▸ WHAT TO PRODUCE:
Extract every record, exactly as written, and ignore the pictures.

▸ THE INPUT:
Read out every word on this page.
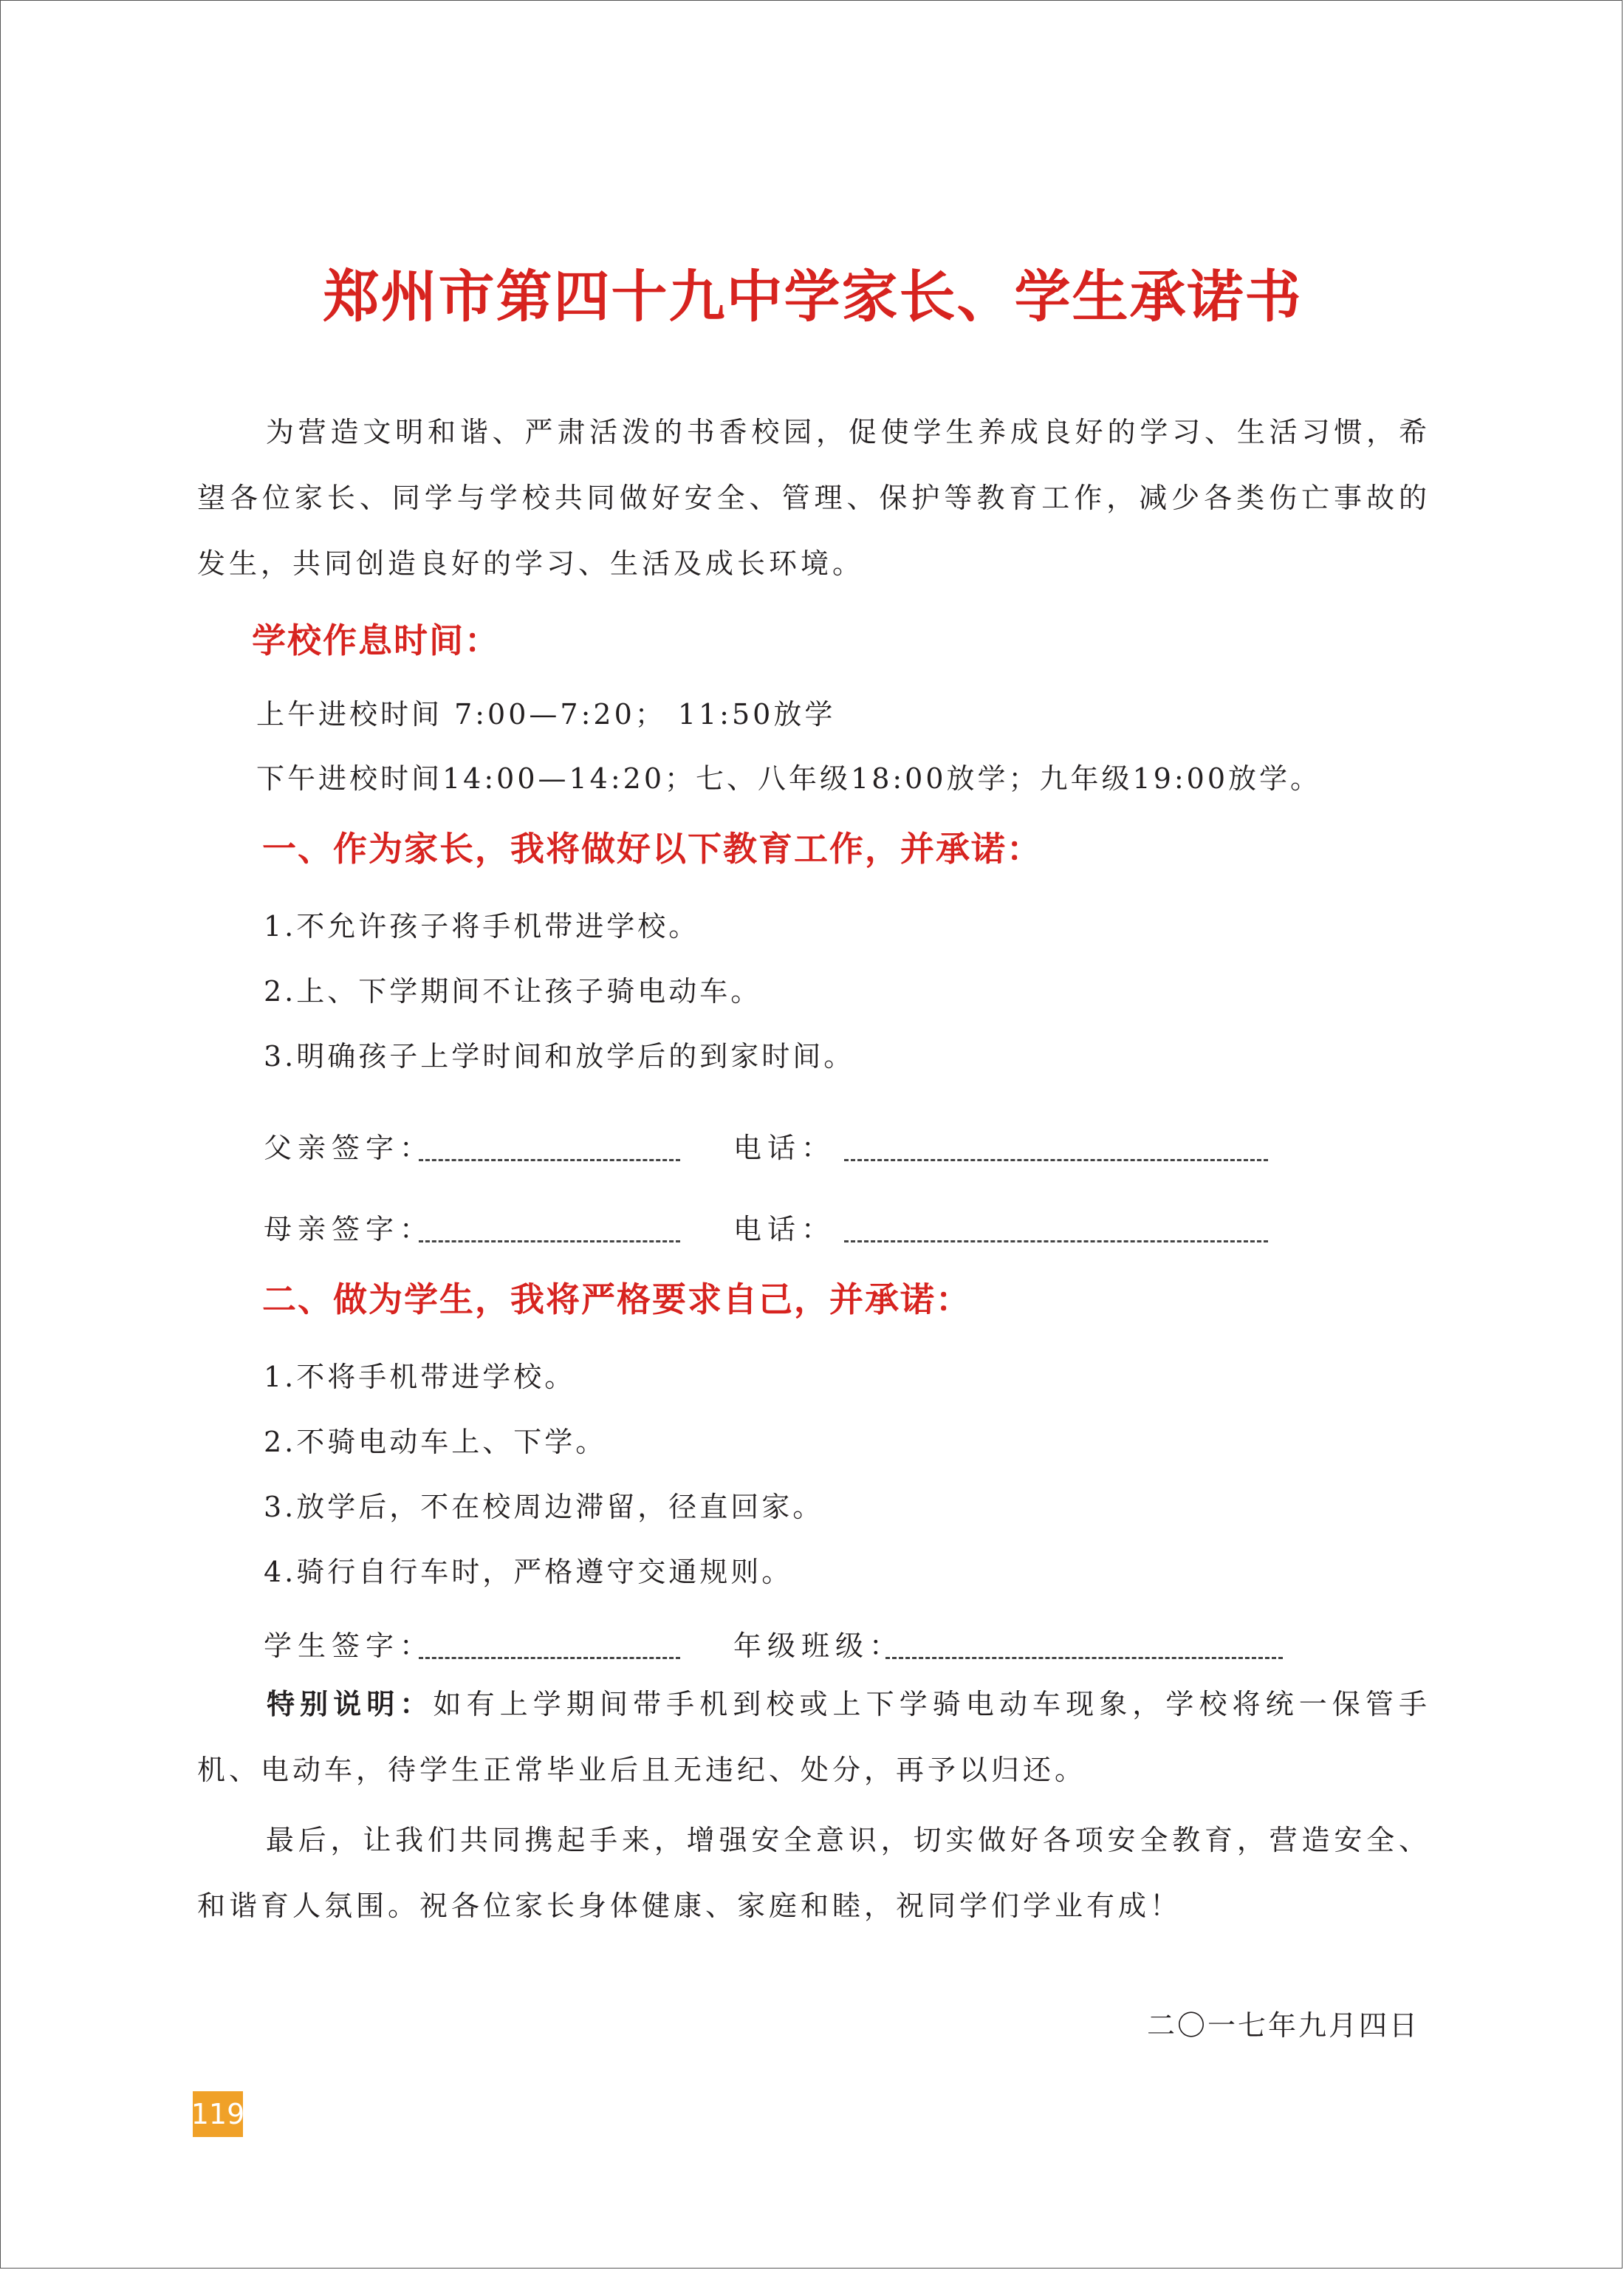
郑州市第四十九中学家长、学生承诺书
为营造文明和谐、严肃活泼的书香校园，促使学生养成良好的学习、生活习惯，希望各位家长、同学与学校共同做好安全、管理、保护等教育工作，减少各类伤亡事故的发生，共同创造良好的学习、生活及成长环境。
学校作息时间：
上午进校时间 7:00—7:20； 11:50放学
下午进校时间14:00—14:20；七、八年级18:00放学；九年级19:00放学。
一、作为家长，我将做好以下教育工作，并承诺：
1.不允许孩子将手机带进学校。
2.上、下学期间不让孩子骑电动车。
3.明确孩子上学时间和放学后的到家时间。
父亲签字：	电话：
母亲签字：	电话：
二、做为学生，我将严格要求自己，并承诺：
1.不将手机带进学校。
2.不骑电动车上、下学。
3.放学后，不在校周边滞留，径直回家。
4.骑行自行车时，严格遵守交通规则。
学生签字：	年级班级：
特别说明：如有上学期间带手机到校或上下学骑电动车现象，学校将统一保管手机、电动车，待学生正常毕业后且无违纪、处分，再予以归还。
最后，让我们共同携起手来，增强安全意识，切实做好各项安全教育，营造安全、和谐育人氛围。祝各位家长身体健康、家庭和睦，祝同学们学业有成！
二〇一七年九月四日
119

▸ OUTPUT FOR THIS TASK:
Read out every word on this page.
郑州市第四十九中学家长、学生承诺书
为营造文明和谐、严肃活泼的书香校园，促使学生养成良好的学习、生活习惯，希望各位家长、同学与学校共同做好安全、管理、保护等教育工作，减少各类伤亡事故的发生，共同创造良好的学习、生活及成长环境。
学校作息时间：
上午进校时间 7:00—7:20； 11:50放学
下午进校时间14:00—14:20；七、八年级18:00放学；九年级19:00放学。
一、作为家长，我将做好以下教育工作，并承诺：
1.不允许孩子将手机带进学校。
2.上、下学期间不让孩子骑电动车。
3.明确孩子上学时间和放学后的到家时间。
父亲签字：	电话：
母亲签字：	电话：
二、做为学生，我将严格要求自己，并承诺：
1.不将手机带进学校。
2.不骑电动车上、下学。
3.放学后，不在校周边滞留，径直回家。
4.骑行自行车时，严格遵守交通规则。
学生签字：	年级班级：
特别说明：如有上学期间带手机到校或上下学骑电动车现象，学校将统一保管手机、电动车，待学生正常毕业后且无违纪、处分，再予以归还。
最后，让我们共同携起手来，增强安全意识，切实做好各项安全教育，营造安全、和谐育人氛围。祝各位家长身体健康、家庭和睦，祝同学们学业有成！
二〇一七年九月四日
119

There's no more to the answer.